▶ [Written exercise]: Tally the lines with the word "можно" and report the number alone.

[Record list start]

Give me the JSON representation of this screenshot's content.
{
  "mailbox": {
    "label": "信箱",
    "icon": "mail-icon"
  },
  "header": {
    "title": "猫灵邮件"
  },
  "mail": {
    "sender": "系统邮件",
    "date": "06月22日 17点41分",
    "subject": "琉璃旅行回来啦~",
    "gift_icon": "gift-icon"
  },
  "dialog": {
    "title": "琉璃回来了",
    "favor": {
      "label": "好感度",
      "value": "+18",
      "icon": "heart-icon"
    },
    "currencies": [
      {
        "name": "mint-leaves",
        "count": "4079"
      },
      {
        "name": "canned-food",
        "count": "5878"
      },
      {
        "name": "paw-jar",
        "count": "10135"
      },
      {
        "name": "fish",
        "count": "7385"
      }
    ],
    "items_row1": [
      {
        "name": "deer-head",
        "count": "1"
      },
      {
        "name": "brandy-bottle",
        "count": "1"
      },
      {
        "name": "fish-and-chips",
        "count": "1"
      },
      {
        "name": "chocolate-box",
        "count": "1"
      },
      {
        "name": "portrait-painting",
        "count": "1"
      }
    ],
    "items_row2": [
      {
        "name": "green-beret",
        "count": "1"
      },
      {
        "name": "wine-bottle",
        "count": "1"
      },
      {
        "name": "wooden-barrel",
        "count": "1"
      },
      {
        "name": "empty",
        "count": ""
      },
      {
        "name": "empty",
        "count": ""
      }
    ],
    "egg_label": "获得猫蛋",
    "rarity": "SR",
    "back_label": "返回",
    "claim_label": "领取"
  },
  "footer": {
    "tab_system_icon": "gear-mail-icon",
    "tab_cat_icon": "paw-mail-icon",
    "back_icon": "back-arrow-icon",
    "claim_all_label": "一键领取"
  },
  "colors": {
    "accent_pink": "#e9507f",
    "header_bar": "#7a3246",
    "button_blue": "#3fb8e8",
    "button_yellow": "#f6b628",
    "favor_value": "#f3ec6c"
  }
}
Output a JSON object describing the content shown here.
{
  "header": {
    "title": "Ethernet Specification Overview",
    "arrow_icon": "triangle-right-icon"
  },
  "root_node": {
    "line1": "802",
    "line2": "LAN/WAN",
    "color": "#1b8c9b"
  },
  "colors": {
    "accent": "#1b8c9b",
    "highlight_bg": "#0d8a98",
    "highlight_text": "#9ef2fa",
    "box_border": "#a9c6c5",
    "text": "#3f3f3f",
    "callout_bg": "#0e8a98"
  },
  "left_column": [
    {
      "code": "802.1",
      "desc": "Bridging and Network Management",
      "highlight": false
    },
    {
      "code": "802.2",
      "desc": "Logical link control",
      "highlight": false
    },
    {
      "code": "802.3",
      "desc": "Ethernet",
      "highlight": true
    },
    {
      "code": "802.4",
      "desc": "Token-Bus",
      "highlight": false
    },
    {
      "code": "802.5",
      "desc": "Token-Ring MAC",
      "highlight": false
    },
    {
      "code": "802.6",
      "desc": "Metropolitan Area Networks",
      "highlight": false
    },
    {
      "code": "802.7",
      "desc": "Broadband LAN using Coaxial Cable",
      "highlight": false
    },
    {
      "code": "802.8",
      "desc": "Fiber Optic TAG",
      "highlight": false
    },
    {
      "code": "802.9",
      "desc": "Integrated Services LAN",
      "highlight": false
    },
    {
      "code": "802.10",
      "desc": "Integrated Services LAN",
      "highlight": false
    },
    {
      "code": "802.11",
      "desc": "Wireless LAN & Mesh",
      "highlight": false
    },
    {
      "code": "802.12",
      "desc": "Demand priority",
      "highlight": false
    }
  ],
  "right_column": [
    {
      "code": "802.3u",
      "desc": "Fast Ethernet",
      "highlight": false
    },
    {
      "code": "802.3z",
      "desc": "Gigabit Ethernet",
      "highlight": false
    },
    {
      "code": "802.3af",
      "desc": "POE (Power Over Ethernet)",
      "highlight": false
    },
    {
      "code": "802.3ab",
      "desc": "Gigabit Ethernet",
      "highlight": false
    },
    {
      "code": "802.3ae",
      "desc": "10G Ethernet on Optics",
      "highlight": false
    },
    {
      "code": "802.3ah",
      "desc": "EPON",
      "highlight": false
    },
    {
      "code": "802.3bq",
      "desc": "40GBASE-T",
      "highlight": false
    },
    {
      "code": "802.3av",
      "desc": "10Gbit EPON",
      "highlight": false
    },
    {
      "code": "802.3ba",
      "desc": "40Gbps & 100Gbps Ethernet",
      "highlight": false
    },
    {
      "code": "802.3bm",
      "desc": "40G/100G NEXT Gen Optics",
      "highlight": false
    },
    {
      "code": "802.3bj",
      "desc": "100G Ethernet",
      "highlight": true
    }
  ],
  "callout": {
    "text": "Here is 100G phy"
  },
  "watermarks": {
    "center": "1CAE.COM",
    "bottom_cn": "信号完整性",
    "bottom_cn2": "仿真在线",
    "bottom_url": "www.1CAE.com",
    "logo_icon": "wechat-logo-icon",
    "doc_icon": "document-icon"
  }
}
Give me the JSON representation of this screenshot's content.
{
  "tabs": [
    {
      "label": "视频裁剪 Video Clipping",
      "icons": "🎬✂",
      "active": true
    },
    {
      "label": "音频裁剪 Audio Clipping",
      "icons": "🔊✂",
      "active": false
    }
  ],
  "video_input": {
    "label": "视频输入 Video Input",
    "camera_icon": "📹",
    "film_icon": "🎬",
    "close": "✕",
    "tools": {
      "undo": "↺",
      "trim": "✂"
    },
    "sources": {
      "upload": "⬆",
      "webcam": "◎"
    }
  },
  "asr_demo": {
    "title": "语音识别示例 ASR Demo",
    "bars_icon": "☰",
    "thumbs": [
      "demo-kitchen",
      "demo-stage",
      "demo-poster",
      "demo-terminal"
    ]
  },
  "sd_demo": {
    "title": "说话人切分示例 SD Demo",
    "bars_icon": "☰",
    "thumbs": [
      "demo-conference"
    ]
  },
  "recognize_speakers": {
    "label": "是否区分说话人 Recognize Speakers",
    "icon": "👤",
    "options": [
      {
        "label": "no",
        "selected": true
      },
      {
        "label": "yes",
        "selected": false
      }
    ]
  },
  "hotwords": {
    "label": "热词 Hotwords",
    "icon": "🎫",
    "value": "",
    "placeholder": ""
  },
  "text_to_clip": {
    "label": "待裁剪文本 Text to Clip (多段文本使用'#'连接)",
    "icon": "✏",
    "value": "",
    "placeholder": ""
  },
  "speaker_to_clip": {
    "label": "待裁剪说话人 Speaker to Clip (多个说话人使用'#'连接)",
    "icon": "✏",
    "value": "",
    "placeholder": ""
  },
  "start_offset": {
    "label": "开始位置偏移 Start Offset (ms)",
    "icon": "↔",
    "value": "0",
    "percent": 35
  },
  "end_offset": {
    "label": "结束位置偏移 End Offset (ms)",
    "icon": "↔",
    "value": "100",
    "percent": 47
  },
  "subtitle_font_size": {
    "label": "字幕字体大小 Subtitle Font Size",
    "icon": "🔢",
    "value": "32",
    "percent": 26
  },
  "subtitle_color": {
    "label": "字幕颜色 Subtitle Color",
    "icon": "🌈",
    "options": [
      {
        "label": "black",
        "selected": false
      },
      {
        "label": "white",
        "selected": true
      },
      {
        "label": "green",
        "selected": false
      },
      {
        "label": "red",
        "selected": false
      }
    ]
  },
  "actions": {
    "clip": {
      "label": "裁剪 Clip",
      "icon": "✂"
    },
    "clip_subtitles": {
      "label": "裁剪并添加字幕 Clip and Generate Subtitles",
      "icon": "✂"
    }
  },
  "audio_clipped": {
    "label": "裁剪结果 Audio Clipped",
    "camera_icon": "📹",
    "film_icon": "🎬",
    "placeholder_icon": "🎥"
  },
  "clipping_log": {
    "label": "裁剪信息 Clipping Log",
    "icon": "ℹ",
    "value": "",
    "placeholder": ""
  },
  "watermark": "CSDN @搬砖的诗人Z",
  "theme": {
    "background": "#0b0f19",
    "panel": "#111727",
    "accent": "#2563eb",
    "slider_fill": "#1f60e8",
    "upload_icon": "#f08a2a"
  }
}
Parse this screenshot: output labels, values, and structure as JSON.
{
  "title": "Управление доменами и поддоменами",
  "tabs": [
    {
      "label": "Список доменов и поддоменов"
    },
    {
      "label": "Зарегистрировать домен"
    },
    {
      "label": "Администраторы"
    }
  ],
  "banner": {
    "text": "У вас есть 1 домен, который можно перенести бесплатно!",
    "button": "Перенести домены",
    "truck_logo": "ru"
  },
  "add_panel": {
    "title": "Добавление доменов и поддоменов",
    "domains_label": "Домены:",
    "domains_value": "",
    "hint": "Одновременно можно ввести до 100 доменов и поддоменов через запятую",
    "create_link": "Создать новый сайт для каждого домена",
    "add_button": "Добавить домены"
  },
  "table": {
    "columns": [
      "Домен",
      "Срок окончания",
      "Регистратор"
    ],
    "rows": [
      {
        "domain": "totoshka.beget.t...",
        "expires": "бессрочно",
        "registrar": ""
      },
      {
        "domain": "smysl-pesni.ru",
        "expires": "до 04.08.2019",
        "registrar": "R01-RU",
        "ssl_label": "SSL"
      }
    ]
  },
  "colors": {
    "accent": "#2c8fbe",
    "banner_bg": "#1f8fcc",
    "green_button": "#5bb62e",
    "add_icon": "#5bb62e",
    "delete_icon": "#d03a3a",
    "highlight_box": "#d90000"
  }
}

[Record list end]

▶ [Full answer]: 2